Output the lines of the records, from the line containing "toggle-knob — [349, 607, 378, 636]" down through the line containing "setting-title: 账号管理 — [22, 815, 87, 834]", as a JSON list of strings. Use one string per line, include both end lines, and omit blank lines.

****

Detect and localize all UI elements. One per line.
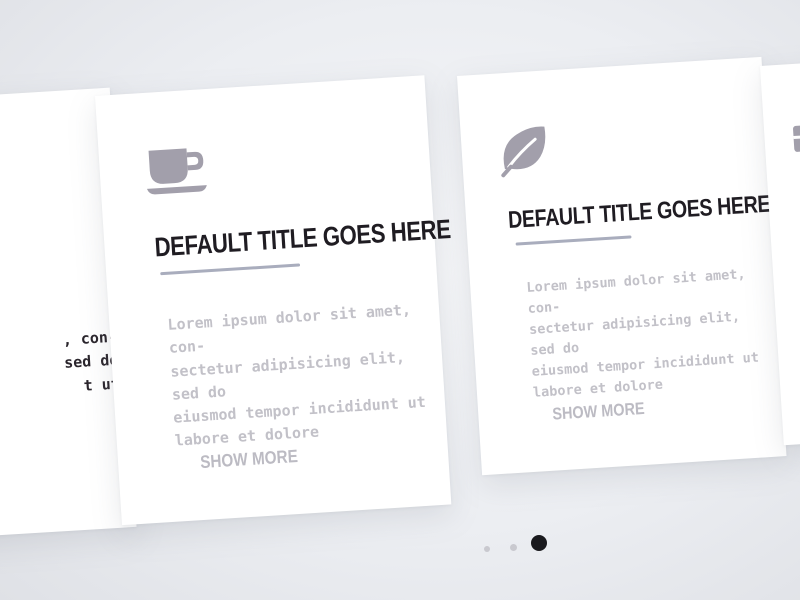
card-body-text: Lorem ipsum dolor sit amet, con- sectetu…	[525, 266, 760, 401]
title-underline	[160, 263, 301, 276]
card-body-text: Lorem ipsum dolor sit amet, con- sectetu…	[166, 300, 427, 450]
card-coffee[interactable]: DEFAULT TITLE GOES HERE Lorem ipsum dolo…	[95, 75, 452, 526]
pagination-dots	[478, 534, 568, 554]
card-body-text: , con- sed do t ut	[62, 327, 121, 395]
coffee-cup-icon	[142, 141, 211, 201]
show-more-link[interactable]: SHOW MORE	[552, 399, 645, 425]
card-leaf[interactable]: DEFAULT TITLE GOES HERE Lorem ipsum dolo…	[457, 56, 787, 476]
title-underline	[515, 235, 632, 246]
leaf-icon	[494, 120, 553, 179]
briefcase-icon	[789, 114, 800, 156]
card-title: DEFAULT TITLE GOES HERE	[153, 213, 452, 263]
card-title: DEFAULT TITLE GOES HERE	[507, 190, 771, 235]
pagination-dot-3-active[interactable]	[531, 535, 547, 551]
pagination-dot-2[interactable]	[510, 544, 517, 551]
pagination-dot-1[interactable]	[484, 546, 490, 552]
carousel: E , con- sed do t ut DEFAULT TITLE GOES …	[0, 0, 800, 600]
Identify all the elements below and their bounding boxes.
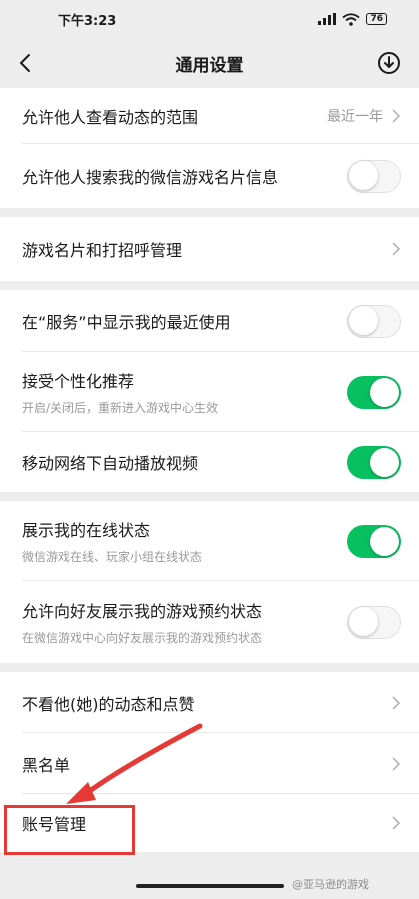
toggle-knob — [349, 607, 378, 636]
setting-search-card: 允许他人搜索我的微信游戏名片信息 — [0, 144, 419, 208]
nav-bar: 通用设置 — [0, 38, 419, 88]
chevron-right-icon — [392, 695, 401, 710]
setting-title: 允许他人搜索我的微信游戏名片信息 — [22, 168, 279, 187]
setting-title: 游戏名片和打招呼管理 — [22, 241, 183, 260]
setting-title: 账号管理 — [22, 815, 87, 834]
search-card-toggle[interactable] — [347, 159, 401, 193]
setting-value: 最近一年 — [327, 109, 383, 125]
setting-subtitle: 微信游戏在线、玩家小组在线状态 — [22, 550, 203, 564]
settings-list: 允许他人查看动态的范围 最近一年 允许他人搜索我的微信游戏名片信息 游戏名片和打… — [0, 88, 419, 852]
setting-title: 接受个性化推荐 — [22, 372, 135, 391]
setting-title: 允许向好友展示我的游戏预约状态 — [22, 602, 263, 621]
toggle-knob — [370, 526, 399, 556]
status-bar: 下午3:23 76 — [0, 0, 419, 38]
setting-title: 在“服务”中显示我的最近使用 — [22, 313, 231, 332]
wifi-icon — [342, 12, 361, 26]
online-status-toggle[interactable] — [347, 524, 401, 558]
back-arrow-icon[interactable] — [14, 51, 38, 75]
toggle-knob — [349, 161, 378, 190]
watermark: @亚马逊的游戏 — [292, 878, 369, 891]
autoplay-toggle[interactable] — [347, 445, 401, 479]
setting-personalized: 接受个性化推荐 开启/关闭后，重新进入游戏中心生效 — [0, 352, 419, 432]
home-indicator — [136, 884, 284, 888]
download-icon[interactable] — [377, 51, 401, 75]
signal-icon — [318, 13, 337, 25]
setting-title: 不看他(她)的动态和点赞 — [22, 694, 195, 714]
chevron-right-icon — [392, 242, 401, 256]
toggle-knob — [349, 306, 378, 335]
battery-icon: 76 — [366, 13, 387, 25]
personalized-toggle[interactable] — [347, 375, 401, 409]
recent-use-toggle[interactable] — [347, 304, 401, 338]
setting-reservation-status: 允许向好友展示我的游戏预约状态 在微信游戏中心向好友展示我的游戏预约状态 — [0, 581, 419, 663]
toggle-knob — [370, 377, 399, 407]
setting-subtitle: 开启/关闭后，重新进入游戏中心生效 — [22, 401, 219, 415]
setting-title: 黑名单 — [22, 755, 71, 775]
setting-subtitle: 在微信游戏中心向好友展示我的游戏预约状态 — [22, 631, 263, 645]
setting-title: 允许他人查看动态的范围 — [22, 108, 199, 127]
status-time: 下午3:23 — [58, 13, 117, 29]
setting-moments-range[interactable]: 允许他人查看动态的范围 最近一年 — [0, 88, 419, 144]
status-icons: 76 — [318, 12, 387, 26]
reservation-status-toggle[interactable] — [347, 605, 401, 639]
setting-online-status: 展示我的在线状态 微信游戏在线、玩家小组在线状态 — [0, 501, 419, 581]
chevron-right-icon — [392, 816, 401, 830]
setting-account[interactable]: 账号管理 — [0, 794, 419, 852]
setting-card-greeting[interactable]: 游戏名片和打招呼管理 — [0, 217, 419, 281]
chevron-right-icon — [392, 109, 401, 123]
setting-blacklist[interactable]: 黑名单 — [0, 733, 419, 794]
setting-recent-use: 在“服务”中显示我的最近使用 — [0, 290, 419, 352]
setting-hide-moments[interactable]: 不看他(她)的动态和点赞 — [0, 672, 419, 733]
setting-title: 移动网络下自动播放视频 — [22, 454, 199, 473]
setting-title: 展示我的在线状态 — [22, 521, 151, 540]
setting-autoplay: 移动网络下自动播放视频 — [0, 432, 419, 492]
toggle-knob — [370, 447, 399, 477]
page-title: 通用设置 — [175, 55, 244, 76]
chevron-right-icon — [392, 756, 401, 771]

****

> [Right answer]:
[
  "toggle-knob — [349, 607, 378, 636]",
  "setting-search-card: 允许他人搜索我的微信游戏名片信息 — [0, 144, 419, 208]",
  "nav-bar: 通用设置 — [0, 38, 419, 88]",
  "chevron-right-icon — [392, 695, 401, 710]",
  "setting-title: 允许他人搜索我的微信游戏名片信息 — [22, 168, 279, 187]",
  "setting-title: 游戏名片和打招呼管理 — [22, 241, 183, 260]",
  "setting-title: 账号管理 — [22, 815, 87, 834]"
]